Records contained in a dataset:
• • •

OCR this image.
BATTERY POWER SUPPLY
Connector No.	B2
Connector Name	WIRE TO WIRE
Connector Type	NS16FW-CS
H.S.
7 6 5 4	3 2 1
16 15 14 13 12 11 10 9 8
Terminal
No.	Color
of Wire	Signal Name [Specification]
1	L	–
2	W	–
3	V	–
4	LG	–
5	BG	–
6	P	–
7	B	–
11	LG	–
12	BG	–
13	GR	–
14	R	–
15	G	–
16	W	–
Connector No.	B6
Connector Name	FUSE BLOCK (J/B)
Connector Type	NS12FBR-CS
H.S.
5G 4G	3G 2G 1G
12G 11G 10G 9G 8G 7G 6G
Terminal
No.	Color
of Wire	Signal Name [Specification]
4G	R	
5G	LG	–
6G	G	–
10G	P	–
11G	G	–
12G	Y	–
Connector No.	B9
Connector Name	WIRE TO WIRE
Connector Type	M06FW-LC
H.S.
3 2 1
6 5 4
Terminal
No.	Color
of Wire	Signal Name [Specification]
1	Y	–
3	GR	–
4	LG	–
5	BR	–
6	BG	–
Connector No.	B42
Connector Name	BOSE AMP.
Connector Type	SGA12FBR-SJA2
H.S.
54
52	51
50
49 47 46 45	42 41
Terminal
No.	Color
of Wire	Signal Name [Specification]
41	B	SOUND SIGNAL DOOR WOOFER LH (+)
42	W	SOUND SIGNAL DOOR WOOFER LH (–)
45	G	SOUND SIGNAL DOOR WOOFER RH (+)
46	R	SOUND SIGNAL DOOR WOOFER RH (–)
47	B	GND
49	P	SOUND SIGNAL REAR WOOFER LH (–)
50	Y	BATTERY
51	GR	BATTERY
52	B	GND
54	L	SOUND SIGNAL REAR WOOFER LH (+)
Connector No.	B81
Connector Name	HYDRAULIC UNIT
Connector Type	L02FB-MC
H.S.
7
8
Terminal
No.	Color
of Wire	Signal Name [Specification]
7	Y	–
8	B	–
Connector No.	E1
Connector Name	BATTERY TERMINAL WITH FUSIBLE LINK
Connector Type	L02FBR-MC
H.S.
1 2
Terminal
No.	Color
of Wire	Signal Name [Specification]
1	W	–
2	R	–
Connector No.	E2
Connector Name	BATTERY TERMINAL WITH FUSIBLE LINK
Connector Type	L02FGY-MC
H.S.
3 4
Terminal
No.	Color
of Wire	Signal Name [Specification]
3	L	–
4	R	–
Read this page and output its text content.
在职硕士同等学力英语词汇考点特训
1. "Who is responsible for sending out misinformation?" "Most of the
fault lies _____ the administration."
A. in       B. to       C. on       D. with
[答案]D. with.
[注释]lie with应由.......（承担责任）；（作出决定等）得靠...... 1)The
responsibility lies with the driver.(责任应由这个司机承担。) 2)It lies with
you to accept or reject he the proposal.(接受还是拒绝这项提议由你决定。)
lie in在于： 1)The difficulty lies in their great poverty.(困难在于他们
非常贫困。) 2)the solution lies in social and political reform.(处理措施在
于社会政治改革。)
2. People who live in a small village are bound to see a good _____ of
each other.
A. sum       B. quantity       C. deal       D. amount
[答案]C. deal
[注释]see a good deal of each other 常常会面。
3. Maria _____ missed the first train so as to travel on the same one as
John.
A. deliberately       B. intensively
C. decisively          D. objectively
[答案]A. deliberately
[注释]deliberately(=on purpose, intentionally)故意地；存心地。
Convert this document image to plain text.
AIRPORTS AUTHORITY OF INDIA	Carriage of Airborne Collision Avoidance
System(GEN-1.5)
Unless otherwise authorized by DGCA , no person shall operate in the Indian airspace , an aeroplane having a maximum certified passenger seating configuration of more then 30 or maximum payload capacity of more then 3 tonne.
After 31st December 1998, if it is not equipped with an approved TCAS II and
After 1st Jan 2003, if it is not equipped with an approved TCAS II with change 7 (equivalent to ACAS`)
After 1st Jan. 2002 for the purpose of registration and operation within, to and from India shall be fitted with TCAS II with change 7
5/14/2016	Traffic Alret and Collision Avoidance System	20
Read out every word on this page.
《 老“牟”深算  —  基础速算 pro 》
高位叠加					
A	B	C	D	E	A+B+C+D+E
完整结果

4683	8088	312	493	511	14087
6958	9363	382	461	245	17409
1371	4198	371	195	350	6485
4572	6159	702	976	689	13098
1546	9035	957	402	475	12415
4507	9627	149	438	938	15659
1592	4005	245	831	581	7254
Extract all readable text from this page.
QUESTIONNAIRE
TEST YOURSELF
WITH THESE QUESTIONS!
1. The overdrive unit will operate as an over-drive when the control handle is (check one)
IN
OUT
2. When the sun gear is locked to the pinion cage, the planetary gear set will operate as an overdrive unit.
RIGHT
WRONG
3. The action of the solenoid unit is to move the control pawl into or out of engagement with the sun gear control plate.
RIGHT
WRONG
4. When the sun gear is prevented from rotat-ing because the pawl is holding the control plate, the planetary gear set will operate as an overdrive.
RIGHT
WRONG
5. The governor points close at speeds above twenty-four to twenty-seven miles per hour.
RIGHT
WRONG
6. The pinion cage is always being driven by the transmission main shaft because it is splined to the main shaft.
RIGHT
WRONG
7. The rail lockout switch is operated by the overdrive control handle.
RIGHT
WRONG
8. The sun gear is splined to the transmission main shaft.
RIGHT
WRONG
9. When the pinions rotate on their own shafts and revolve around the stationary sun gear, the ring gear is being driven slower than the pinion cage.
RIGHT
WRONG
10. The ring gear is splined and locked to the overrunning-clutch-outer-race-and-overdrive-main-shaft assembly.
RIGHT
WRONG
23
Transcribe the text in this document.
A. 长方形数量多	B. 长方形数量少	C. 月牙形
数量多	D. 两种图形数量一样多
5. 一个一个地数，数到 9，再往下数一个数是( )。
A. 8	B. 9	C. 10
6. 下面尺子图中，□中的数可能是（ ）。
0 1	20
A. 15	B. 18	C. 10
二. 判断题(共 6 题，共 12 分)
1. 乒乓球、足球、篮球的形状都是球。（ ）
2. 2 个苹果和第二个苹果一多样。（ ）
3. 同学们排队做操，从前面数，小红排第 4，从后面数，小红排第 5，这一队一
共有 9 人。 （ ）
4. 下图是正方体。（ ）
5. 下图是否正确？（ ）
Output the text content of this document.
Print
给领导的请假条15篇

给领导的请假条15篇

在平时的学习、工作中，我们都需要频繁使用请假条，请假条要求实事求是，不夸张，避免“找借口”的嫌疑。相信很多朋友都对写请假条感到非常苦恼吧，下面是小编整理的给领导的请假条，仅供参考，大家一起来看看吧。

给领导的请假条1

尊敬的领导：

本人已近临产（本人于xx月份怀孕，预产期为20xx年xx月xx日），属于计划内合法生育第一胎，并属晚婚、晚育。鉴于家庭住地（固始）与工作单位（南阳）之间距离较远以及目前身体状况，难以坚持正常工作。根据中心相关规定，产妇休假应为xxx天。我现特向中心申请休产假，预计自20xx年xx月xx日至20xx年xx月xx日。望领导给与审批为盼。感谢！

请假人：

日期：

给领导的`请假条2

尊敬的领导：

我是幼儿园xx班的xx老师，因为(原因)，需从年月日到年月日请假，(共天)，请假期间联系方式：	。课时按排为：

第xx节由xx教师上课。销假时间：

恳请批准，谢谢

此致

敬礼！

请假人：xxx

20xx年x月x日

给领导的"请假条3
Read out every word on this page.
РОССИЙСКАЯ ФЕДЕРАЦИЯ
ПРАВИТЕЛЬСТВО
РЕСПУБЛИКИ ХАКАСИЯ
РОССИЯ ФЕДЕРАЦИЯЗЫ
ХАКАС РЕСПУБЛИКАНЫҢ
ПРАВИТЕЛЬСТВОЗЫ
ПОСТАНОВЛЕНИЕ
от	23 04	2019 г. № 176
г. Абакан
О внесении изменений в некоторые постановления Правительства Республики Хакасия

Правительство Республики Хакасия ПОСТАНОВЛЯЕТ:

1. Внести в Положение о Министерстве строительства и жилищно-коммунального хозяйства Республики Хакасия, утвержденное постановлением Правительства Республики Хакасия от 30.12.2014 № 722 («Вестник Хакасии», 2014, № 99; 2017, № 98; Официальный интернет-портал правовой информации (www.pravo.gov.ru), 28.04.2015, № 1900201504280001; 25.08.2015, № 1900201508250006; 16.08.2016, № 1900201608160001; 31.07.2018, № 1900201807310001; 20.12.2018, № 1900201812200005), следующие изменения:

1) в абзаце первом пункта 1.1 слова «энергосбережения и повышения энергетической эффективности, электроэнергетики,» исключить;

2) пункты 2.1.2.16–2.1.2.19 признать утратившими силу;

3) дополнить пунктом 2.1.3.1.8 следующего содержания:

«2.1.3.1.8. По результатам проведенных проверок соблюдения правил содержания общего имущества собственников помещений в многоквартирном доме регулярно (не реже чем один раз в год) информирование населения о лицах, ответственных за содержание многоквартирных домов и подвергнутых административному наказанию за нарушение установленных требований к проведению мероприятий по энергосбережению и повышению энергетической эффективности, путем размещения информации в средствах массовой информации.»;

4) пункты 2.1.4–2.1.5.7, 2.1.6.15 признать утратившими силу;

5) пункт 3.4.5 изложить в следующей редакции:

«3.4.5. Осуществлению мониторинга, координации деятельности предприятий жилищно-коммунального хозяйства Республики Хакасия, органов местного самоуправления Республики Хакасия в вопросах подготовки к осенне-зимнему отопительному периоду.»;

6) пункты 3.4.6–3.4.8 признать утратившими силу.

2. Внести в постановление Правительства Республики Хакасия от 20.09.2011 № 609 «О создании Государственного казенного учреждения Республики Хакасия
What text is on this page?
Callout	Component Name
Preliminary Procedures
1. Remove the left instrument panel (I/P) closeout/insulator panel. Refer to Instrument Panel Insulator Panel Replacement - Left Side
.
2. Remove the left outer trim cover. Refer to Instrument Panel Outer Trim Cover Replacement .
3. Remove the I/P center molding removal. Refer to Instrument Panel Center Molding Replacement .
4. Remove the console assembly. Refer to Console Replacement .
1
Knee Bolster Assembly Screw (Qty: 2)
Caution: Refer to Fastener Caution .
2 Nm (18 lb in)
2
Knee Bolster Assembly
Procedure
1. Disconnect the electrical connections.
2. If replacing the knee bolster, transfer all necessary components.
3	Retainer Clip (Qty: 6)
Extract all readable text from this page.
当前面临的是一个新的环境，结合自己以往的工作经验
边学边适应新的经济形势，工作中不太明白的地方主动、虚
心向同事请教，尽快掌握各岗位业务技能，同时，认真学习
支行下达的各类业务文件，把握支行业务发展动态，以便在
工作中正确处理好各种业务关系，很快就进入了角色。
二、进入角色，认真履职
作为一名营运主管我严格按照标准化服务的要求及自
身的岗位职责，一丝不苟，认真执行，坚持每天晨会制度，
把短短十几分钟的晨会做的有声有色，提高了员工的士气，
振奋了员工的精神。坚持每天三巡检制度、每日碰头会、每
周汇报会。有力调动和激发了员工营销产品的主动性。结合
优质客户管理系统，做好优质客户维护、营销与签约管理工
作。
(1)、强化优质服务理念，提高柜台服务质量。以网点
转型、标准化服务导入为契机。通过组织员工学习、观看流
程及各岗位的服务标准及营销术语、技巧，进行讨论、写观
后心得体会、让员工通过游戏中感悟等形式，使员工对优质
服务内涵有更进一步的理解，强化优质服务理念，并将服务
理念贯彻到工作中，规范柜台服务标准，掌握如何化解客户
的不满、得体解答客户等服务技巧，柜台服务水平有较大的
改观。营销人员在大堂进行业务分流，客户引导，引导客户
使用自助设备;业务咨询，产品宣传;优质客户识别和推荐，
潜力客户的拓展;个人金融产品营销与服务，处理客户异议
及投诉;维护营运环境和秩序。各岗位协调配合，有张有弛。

• • •

◆ Description of the task ◆
Take every line from the records above that has the word "deal" and copy it.

◆ Exercise output ◆
A. sum       B. quantity       C. deal       D. amount
[答案]C. deal
[注释]see a good deal of each other 常常会面。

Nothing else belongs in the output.